In the material below, list every line carrying the string "Juin".

══ Listed records

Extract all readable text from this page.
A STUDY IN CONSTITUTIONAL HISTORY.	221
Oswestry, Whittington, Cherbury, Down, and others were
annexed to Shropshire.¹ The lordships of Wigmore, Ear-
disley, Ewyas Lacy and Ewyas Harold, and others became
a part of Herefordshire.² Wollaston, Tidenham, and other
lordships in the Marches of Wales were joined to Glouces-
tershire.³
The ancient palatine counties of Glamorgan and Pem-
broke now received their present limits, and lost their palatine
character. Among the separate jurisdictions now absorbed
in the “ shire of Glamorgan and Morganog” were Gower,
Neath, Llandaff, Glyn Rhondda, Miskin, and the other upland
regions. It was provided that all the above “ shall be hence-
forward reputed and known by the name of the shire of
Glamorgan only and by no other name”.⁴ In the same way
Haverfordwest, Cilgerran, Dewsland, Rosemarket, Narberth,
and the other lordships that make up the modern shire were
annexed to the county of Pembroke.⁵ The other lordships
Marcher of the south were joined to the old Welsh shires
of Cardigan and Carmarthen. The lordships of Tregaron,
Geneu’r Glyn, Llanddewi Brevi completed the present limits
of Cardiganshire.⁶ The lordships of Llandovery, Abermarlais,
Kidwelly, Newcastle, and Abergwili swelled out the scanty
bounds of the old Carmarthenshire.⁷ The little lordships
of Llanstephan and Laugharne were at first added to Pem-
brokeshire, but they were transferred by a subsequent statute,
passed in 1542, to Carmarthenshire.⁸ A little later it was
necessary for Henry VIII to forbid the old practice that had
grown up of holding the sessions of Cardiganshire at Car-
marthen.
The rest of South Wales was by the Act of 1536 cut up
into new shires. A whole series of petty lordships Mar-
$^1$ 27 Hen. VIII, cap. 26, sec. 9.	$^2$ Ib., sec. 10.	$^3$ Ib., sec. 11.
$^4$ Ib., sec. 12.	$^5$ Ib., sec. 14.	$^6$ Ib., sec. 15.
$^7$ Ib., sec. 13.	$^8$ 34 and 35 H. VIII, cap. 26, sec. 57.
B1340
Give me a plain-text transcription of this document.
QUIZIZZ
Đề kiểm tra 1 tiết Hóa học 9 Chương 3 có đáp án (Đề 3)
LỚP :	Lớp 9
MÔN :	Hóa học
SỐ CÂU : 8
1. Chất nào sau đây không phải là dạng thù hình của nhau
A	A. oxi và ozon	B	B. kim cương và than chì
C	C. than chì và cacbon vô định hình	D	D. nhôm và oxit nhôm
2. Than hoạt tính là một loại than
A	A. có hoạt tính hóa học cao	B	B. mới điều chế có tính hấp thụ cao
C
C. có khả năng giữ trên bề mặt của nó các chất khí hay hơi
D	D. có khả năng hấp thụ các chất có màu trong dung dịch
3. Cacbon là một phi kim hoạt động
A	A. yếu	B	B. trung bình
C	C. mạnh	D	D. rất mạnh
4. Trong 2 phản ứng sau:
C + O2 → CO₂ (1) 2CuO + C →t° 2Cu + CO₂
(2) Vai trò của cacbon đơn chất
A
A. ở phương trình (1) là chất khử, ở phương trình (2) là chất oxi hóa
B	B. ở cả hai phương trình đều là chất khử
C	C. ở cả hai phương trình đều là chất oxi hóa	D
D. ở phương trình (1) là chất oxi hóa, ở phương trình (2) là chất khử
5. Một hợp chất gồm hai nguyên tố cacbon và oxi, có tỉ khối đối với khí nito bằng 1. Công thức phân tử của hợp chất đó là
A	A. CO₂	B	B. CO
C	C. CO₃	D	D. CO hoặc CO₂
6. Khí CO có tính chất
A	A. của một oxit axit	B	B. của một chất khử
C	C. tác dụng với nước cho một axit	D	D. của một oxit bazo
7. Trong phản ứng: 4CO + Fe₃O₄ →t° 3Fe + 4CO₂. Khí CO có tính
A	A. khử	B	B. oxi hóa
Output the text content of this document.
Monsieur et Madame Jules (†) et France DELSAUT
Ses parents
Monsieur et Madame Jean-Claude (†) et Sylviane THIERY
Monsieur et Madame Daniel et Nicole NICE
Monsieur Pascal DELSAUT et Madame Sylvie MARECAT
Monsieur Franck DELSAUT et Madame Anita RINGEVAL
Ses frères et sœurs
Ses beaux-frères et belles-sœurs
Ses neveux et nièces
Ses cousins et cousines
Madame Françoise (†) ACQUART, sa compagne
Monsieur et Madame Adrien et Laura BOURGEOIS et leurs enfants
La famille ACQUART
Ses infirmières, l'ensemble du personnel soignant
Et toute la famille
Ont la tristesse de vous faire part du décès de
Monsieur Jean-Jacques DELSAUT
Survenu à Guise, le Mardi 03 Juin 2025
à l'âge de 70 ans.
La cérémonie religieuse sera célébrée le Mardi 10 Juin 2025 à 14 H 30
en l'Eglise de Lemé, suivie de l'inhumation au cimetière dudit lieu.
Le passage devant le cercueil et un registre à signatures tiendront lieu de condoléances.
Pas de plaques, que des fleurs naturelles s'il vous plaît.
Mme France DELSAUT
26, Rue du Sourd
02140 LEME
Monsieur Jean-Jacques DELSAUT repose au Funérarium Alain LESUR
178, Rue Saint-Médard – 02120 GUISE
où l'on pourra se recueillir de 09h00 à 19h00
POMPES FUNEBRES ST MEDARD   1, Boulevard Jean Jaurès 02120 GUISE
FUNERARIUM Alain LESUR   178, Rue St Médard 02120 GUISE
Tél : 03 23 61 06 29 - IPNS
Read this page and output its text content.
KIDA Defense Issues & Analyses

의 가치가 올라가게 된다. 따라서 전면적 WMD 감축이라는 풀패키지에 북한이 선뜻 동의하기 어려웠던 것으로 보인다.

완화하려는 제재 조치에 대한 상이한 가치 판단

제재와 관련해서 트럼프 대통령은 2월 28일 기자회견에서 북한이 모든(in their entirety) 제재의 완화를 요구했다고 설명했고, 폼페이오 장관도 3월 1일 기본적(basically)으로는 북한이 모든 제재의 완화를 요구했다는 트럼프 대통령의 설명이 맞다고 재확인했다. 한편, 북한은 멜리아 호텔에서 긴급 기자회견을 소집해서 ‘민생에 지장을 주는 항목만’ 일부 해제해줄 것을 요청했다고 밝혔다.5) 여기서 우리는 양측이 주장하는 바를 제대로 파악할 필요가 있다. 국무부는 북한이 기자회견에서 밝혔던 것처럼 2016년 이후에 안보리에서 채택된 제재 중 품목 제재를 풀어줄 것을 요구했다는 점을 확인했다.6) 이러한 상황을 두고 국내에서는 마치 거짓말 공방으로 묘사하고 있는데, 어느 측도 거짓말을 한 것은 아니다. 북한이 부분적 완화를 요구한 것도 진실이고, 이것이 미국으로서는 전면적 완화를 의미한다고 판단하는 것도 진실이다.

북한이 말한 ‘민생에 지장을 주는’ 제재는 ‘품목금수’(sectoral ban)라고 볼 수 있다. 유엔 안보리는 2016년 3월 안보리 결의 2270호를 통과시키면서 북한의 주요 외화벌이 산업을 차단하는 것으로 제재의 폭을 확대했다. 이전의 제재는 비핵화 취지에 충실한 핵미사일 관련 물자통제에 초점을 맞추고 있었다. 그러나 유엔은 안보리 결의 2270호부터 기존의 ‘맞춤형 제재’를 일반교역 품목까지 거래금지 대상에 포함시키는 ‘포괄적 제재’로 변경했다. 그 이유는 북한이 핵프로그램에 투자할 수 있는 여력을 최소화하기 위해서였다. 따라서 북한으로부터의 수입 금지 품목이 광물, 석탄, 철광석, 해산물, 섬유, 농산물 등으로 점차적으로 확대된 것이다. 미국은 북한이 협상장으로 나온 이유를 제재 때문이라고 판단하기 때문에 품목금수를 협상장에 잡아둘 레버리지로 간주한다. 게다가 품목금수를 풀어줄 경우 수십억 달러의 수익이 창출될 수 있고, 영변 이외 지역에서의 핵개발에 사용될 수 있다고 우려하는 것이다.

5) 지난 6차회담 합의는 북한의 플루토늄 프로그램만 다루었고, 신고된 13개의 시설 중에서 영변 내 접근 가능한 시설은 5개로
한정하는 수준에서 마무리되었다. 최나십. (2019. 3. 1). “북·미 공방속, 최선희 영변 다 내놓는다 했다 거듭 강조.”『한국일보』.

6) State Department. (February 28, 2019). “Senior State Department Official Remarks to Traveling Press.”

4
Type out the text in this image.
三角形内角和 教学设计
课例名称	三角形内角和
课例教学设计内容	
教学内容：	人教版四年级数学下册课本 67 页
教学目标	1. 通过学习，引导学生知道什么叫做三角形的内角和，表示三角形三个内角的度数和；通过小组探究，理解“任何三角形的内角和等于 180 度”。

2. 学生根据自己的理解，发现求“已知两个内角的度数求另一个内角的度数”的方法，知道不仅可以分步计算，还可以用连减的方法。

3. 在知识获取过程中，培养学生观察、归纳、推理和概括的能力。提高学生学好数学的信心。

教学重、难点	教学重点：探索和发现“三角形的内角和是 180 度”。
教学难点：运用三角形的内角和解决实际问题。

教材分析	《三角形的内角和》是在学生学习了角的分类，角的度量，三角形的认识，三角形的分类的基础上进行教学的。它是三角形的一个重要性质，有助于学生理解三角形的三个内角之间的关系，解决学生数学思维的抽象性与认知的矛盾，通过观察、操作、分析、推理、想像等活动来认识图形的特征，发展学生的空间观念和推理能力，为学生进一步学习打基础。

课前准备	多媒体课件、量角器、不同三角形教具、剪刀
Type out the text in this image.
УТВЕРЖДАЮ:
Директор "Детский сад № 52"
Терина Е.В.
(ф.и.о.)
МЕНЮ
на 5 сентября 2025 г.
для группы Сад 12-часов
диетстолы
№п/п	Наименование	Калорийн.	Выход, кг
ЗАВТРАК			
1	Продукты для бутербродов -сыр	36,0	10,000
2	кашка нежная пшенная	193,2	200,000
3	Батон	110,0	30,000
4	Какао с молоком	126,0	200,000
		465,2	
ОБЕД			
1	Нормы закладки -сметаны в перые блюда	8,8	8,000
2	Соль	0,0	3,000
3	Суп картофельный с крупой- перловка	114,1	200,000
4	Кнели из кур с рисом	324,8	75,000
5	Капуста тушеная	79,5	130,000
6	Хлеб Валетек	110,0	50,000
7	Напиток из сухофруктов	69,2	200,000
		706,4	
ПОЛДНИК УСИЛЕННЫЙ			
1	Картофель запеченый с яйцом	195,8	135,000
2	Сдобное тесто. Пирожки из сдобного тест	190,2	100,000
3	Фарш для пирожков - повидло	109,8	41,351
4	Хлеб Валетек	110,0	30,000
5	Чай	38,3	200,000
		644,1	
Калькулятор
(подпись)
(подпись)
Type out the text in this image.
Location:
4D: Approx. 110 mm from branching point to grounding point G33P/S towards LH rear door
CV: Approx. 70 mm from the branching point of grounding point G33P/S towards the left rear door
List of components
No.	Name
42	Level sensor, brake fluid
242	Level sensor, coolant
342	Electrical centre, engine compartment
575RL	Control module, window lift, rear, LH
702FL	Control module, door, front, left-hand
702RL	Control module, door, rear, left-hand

════

Completed task:
Survenu à Guise, le Mardi 03 Juin 2025
La cérémonie religieuse sera célébrée le Mardi 10 Juin 2025 à 14 H 30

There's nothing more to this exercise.